— BEGIN MATERIAL FOR THIS EXERCISE —

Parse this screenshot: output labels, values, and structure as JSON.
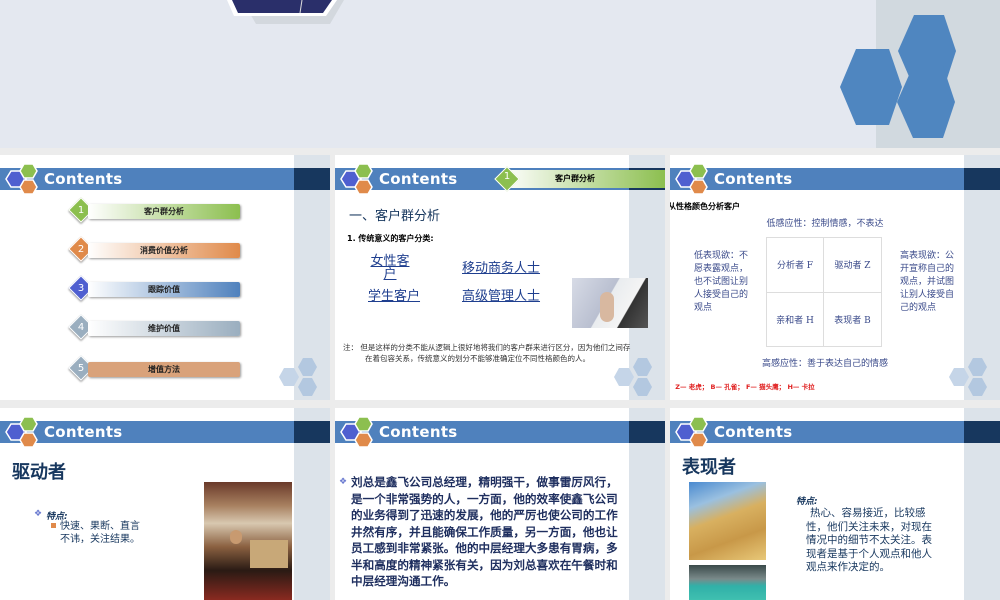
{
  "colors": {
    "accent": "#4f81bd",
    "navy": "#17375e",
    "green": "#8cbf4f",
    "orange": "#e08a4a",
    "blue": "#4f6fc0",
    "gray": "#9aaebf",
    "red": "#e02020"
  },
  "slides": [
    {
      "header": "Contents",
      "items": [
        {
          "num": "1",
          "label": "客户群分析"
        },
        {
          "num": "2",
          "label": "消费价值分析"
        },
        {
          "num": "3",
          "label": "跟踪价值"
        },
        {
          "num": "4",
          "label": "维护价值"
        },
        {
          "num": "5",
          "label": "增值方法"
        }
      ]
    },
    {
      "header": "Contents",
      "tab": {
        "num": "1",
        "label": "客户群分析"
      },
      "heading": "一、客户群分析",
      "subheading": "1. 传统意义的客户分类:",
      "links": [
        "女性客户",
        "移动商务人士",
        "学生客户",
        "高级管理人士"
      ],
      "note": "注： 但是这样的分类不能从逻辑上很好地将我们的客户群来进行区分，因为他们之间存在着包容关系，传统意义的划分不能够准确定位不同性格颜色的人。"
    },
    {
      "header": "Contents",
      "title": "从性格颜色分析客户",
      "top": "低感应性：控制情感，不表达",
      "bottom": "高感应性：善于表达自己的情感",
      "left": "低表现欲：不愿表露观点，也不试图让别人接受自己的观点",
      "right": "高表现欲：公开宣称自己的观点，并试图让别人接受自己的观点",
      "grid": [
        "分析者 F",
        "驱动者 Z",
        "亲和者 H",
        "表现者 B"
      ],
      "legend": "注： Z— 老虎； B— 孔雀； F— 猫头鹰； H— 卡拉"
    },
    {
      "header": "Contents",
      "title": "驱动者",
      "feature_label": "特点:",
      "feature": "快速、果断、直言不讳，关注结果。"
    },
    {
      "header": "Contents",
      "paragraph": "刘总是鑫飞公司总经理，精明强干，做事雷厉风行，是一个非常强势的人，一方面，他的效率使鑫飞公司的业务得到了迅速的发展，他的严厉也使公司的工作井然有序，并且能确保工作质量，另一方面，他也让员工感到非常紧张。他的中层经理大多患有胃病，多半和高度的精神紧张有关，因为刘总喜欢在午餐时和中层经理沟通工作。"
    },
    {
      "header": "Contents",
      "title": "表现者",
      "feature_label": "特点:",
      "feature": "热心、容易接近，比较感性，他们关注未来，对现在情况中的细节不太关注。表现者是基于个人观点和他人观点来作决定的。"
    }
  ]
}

— END MATERIAL FOR THIS EXERCISE —

### PROBLEM TO WORK ON
Report the number of lines above that contain the word "客户群分析", and only that number.

### ANSWER TO THIS TASK
3